DATASET EXTRACT
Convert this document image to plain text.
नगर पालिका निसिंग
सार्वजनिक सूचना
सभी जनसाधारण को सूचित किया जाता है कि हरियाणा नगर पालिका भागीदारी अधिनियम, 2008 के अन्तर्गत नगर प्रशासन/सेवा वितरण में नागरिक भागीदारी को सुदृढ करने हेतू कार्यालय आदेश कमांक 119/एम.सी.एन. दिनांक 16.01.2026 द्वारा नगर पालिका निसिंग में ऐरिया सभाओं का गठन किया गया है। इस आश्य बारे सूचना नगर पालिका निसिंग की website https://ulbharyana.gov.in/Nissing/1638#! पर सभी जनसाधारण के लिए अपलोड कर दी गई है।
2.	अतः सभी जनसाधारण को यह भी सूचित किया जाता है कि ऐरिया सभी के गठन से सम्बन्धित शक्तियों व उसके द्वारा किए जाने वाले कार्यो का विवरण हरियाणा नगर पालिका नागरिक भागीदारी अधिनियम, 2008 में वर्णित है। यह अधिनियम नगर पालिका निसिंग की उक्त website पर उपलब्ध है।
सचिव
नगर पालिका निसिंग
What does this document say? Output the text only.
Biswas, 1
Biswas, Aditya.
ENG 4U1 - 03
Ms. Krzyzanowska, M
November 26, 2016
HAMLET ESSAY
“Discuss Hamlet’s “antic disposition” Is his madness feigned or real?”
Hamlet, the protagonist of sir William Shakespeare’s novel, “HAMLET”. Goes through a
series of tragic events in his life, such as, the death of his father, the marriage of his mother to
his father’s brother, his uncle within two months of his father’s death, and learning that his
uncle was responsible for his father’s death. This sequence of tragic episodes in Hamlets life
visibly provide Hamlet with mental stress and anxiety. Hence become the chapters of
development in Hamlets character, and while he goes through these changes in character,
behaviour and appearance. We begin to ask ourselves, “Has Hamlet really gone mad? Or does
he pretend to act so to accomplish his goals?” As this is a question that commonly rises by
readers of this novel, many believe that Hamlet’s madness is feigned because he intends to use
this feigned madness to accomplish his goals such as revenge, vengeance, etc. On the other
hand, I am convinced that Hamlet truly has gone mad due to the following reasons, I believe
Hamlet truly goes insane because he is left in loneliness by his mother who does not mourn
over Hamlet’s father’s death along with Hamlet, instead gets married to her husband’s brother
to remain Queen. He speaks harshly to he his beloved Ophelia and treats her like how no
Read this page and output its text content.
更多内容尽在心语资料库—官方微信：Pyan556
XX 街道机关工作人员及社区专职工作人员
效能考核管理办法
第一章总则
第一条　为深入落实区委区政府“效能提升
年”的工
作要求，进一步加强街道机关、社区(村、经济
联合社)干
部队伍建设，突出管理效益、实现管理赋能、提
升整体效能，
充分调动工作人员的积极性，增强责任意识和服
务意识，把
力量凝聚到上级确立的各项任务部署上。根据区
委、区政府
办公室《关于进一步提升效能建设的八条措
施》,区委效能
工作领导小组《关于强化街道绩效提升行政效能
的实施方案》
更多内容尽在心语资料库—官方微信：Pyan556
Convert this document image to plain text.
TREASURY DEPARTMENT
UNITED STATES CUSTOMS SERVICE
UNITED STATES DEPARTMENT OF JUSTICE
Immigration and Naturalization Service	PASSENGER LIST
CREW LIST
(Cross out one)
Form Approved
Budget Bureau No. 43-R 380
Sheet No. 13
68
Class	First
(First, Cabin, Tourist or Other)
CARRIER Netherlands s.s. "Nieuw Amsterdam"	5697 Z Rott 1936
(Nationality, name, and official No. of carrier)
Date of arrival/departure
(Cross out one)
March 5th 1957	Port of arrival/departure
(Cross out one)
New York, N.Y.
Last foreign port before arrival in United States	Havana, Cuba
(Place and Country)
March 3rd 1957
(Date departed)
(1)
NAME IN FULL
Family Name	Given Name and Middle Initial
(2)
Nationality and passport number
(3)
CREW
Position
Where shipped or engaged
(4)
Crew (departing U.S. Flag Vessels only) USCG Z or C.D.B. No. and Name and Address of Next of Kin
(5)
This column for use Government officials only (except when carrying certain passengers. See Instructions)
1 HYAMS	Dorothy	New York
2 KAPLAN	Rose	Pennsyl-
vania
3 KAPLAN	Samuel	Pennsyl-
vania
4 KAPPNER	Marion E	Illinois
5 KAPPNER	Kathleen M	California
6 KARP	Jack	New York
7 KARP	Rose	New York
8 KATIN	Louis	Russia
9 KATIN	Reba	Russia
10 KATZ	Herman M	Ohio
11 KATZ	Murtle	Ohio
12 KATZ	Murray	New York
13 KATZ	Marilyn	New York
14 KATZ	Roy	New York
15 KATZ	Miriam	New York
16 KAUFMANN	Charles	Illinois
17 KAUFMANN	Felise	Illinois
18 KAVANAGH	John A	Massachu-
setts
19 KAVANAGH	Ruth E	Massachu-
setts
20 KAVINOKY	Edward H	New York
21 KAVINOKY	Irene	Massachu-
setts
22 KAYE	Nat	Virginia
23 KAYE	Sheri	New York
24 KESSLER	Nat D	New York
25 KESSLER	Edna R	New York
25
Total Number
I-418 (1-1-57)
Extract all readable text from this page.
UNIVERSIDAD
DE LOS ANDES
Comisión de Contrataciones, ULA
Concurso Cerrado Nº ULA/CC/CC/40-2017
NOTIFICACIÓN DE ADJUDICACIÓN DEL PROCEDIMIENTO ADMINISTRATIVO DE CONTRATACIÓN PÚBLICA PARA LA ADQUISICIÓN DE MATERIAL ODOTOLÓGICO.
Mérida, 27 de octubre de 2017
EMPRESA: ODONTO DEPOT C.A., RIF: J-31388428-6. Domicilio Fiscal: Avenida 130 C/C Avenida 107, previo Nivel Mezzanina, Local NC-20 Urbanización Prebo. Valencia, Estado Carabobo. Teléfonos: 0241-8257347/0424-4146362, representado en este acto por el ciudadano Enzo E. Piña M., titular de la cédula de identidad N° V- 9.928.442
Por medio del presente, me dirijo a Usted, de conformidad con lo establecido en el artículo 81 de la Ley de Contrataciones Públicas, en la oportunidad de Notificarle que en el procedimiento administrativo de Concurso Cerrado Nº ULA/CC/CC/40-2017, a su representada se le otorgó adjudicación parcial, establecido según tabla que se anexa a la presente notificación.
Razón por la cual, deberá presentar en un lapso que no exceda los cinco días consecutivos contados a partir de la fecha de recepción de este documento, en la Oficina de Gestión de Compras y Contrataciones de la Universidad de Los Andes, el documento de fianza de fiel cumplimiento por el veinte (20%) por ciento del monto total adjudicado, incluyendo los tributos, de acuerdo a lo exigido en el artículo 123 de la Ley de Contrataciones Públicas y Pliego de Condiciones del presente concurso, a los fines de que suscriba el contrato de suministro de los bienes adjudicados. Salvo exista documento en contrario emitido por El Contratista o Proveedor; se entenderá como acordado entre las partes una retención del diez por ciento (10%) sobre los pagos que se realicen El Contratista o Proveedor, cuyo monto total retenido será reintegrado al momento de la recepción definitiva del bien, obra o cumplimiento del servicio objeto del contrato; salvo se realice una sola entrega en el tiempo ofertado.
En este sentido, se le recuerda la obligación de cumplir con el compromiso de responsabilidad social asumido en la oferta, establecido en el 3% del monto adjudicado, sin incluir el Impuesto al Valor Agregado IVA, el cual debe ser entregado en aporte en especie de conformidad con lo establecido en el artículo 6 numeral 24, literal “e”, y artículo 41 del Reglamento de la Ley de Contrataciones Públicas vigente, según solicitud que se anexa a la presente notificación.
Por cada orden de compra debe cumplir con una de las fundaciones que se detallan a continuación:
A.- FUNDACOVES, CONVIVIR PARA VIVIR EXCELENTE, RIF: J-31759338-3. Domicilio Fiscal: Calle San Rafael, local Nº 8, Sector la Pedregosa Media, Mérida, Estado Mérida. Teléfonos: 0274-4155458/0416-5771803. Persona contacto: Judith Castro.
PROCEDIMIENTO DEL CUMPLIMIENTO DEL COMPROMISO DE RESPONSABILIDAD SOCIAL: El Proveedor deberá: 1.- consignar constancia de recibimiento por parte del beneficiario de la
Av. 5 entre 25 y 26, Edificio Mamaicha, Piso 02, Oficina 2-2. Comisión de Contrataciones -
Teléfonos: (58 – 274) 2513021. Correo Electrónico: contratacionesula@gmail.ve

WRITTEN EXERCISE
Using the data above, copy each line that contains "Fiscal".

EXPECTED ANSWER
EMPRESA: ODONTO DEPOT C.A., RIF: J-31388428-6. Domicilio Fiscal: Avenida 130 C/C Avenida 107, previo Nivel Mezzanina, Local NC-20 Urbanización Prebo. Valencia, Estado Carabobo. Teléfonos: 0241-8257347/0424-4146362, representado en este acto por el ciudadano Enzo E. Piña M., titular de la cédula de identidad N° V- 9.928.442
A.- FUNDACOVES, CONVIVIR PARA VIVIR EXCELENTE, RIF: J-31759338-3. Domicilio Fiscal: Calle San Rafael, local Nº 8, Sector la Pedregosa Media, Mérida, Estado Mérida. Teléfonos: 0274-4155458/0416-5771803. Persona contacto: Judith Castro.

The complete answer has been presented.